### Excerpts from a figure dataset
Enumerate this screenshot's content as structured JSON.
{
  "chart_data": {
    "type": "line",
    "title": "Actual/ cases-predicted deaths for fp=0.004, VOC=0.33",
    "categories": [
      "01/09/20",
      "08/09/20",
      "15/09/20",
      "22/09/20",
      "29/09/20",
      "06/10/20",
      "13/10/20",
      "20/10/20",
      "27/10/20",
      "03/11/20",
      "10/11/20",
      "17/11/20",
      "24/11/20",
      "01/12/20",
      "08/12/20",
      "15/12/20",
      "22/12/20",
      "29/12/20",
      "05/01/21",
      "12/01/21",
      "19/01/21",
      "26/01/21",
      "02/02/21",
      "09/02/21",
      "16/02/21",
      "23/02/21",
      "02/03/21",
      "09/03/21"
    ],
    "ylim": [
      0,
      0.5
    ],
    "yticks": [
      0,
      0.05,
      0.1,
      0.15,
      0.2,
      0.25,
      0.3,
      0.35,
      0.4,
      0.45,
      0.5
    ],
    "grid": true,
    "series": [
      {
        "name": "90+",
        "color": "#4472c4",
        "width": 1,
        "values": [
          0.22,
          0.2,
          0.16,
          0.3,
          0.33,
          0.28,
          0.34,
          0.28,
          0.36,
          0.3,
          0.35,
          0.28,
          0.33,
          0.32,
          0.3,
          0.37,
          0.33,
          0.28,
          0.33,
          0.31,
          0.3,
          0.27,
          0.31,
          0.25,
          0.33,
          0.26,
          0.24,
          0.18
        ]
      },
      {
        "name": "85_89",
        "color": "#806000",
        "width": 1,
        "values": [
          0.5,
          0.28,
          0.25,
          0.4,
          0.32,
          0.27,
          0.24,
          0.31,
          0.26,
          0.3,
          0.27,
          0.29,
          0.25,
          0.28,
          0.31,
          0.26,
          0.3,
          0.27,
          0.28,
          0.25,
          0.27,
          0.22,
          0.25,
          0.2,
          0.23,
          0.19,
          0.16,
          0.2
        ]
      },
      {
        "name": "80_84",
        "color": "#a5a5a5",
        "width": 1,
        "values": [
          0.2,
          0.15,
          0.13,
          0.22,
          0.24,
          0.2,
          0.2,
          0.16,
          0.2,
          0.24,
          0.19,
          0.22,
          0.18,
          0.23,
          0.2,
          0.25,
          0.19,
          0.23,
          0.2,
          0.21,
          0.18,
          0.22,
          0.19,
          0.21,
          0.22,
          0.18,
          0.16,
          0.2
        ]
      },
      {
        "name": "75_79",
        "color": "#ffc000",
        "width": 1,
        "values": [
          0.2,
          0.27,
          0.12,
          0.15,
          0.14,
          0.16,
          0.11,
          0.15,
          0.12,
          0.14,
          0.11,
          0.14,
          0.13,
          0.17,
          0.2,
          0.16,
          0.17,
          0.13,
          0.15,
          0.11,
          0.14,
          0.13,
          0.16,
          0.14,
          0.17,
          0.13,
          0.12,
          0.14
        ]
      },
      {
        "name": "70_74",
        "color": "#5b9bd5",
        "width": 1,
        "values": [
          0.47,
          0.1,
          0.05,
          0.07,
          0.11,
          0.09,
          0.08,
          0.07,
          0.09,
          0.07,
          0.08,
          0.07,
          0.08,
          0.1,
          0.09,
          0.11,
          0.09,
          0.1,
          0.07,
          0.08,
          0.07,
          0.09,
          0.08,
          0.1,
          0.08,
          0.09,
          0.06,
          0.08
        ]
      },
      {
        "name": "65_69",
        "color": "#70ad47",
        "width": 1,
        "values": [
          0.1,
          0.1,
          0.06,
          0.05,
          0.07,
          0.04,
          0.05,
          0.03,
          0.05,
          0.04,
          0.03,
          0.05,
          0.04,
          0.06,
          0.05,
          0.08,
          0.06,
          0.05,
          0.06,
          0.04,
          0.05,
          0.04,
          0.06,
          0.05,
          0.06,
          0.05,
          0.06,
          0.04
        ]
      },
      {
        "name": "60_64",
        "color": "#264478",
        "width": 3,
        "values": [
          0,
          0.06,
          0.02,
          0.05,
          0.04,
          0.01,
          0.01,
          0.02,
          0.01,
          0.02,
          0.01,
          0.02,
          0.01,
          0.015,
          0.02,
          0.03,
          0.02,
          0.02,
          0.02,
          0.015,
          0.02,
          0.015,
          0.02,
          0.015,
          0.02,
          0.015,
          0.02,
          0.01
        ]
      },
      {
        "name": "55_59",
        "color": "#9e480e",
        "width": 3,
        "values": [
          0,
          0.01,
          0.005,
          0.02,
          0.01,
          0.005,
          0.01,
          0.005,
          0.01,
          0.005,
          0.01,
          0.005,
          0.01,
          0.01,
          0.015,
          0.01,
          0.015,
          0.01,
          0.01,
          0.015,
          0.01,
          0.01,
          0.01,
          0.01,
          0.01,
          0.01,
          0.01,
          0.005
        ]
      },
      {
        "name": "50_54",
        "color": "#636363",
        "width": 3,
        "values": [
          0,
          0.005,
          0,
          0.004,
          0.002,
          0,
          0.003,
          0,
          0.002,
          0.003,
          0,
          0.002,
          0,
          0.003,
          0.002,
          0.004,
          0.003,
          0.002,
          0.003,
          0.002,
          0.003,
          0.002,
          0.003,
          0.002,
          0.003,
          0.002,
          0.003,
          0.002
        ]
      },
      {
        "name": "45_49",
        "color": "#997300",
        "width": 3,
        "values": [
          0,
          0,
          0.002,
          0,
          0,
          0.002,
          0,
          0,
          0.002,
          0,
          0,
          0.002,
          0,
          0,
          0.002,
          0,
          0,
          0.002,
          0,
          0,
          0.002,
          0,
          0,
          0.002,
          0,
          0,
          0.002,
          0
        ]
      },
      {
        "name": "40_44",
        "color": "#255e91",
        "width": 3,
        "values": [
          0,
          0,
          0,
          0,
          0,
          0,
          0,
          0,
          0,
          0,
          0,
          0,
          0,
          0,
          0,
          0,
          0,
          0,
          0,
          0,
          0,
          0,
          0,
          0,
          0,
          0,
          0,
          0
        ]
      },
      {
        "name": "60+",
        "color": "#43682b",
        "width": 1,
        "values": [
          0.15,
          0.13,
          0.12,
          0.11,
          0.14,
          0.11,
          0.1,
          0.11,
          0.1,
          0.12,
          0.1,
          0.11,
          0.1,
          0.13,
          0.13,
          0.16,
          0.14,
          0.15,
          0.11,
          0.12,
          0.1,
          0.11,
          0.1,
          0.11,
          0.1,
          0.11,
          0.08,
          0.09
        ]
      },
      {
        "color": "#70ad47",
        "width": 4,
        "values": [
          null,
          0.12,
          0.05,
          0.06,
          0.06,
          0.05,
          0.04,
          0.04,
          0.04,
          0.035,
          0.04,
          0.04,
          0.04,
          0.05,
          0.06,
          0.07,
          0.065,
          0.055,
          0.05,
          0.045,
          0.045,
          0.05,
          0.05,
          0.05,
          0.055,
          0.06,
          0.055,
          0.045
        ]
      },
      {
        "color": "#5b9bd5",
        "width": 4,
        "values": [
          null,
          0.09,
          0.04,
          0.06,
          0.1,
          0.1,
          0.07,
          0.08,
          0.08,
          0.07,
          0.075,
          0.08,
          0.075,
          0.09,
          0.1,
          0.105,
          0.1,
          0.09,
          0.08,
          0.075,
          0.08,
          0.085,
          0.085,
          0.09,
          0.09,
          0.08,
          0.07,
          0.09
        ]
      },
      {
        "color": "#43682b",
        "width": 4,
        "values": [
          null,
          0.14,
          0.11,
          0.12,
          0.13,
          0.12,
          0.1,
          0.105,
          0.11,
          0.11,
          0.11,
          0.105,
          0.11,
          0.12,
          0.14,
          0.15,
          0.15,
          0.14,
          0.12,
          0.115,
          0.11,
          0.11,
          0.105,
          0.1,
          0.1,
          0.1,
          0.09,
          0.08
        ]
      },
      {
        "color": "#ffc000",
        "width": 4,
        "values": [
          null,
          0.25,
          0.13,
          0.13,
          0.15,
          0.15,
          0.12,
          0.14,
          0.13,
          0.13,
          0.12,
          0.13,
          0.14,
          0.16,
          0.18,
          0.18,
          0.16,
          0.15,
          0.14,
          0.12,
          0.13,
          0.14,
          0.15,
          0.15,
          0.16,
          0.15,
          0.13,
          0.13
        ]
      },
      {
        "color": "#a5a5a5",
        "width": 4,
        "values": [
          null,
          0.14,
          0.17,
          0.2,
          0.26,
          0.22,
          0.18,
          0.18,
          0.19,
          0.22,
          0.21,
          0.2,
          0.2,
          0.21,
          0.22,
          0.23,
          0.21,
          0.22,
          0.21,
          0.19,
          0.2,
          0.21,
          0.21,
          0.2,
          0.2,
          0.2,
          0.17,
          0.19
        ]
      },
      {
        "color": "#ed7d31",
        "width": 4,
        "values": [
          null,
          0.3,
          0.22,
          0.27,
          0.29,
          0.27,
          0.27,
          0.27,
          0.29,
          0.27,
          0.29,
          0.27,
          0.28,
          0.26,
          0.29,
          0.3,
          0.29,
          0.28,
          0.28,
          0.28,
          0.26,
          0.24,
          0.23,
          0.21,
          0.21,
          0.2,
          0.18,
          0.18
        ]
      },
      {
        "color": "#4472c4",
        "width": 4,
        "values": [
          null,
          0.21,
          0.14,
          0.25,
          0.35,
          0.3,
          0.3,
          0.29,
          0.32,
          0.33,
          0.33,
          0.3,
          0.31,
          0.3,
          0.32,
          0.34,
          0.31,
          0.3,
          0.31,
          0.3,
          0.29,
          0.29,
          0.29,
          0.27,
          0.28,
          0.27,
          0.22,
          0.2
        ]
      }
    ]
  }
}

### Description of the task
Of the lines in this data, how many contain "name"? Reply with only the number.

### Solution for this task
12